• [The request]:
Count the lines below that contain the word "cart", and reply with that number alone.

>> Start Available records

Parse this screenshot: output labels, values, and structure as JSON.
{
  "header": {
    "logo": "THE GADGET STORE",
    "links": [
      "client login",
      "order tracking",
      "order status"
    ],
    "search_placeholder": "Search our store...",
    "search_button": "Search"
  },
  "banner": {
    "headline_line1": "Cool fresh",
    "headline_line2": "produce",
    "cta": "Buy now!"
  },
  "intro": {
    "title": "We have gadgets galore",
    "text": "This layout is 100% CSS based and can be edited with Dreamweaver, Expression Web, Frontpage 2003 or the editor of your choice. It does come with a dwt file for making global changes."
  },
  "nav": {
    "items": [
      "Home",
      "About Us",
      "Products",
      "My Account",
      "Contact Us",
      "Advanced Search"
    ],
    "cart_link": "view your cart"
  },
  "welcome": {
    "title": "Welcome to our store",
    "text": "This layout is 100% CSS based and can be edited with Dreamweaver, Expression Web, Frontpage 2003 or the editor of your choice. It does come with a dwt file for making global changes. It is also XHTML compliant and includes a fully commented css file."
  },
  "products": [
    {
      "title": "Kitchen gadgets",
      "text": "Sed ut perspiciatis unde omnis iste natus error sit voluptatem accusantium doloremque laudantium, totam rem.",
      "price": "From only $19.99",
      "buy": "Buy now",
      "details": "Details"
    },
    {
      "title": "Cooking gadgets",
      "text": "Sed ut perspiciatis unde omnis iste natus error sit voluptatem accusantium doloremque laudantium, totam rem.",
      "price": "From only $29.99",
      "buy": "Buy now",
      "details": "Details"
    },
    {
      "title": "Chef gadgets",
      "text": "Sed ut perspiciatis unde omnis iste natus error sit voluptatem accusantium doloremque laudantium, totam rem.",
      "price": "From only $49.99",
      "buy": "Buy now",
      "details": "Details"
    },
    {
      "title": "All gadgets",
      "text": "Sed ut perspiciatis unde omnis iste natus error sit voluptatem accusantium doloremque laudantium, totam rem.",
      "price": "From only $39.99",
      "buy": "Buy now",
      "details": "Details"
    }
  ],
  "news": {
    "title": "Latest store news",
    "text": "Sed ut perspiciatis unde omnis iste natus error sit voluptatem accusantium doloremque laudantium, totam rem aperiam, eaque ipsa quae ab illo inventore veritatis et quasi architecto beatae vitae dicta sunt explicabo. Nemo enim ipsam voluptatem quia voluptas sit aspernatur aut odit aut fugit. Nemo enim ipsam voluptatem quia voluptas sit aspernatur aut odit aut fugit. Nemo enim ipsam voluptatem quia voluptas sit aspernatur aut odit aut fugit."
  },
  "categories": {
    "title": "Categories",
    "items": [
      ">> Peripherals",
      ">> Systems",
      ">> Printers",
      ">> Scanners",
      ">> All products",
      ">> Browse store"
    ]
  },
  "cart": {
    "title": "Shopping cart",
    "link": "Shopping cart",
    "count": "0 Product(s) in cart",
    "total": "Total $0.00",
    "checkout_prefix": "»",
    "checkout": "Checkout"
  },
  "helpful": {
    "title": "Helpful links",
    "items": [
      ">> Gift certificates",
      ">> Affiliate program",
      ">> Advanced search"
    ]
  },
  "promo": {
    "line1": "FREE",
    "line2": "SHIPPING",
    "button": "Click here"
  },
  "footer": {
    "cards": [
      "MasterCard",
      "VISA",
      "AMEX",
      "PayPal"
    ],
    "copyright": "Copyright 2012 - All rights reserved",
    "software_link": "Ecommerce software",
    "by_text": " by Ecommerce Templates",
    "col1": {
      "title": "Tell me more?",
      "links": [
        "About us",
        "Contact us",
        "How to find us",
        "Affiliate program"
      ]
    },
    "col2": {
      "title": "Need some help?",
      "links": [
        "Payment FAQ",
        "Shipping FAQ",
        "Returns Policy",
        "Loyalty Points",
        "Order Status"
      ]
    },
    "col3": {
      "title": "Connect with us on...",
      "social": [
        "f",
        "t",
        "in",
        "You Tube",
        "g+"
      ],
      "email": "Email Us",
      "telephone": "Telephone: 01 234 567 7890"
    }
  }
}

>> End Available records
>> Start Available records

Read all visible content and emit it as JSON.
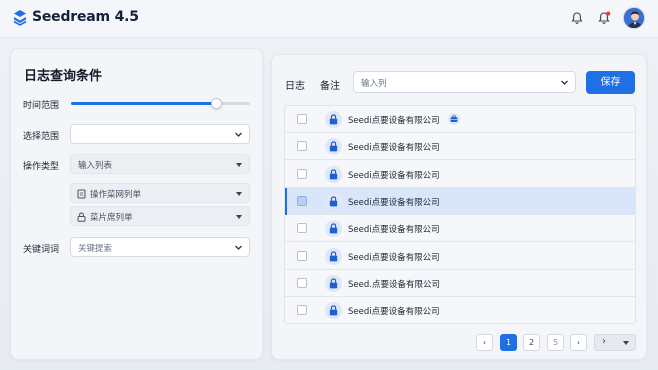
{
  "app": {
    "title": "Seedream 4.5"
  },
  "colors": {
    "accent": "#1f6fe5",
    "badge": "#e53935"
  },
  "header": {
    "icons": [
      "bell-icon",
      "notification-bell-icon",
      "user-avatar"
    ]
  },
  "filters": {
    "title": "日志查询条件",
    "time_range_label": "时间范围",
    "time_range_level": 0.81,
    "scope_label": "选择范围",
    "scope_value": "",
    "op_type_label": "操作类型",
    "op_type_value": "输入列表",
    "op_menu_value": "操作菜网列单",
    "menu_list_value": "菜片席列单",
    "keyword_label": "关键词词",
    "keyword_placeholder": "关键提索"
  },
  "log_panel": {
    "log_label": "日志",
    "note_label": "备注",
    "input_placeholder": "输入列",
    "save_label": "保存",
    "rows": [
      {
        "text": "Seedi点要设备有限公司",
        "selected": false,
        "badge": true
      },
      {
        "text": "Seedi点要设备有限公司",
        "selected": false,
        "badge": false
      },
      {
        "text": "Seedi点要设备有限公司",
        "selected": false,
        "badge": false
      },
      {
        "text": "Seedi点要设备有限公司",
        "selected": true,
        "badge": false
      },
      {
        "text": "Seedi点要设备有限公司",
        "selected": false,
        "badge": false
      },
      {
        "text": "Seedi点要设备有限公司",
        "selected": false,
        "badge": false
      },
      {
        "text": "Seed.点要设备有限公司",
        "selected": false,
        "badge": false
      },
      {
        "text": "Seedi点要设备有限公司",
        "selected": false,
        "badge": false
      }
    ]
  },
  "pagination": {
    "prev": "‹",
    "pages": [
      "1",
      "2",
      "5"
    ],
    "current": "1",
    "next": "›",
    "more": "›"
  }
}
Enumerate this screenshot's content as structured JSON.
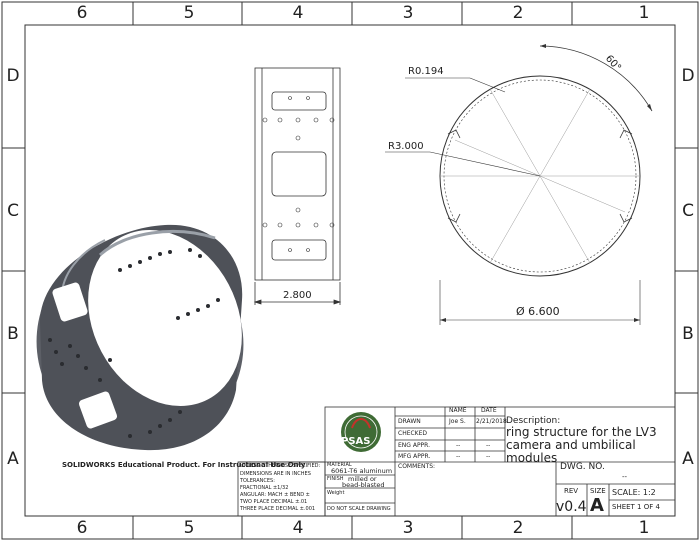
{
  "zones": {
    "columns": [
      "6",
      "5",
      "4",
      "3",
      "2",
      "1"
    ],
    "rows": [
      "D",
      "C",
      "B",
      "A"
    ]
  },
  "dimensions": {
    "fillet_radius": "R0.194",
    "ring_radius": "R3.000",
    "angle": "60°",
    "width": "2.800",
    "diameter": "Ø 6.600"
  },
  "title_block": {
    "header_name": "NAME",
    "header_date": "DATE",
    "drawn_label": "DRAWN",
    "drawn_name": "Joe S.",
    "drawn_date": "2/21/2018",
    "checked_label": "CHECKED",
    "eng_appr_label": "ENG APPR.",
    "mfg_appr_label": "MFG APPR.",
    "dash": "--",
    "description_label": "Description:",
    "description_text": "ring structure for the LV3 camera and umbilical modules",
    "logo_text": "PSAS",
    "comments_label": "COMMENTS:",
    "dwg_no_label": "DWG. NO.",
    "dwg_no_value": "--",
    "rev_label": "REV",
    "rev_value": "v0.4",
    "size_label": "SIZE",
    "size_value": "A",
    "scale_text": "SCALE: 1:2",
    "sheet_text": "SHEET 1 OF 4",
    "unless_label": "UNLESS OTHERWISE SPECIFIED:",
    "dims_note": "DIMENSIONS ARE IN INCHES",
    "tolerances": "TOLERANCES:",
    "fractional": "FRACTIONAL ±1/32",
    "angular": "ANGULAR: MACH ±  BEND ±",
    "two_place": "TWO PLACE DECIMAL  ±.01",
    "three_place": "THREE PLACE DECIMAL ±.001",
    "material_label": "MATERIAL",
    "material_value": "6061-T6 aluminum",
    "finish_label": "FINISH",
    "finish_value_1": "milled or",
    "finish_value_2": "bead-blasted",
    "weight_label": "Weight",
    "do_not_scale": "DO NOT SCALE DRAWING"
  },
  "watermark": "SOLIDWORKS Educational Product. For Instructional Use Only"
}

>> End Available records
>> Start Available records

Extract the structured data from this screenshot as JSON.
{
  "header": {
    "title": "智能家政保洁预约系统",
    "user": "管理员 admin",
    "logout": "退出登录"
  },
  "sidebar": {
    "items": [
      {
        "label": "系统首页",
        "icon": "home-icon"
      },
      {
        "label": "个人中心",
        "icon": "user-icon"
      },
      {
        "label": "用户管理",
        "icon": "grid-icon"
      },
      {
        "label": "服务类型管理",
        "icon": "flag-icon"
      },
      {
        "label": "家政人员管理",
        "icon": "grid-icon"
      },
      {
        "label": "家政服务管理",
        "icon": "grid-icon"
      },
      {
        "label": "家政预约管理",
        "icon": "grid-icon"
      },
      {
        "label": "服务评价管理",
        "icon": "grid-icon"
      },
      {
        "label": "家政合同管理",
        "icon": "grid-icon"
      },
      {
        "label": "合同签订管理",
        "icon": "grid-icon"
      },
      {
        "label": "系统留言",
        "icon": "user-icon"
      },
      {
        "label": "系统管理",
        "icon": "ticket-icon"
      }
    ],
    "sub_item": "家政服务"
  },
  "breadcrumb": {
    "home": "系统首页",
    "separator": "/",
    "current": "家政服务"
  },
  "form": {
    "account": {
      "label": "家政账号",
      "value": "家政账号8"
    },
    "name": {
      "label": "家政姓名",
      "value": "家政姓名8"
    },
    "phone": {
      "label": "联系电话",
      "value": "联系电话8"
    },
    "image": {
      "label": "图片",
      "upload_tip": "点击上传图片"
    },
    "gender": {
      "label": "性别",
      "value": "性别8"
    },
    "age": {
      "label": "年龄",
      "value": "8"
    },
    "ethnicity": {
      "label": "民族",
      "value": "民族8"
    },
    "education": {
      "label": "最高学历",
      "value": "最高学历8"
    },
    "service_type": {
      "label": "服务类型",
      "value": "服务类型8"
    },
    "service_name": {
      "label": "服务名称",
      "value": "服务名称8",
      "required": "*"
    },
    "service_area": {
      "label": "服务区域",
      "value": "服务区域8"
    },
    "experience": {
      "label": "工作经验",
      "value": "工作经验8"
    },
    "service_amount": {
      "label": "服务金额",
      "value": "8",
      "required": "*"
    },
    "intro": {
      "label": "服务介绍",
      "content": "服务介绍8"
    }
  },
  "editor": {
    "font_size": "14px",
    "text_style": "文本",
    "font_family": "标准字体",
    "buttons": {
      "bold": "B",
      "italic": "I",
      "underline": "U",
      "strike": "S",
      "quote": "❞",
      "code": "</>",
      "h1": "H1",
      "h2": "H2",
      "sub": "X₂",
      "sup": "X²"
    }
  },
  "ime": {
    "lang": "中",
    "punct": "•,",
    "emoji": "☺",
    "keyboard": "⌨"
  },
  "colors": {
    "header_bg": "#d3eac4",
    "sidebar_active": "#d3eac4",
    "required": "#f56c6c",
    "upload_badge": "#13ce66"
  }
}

>> End Available records

• [Task answer]:
5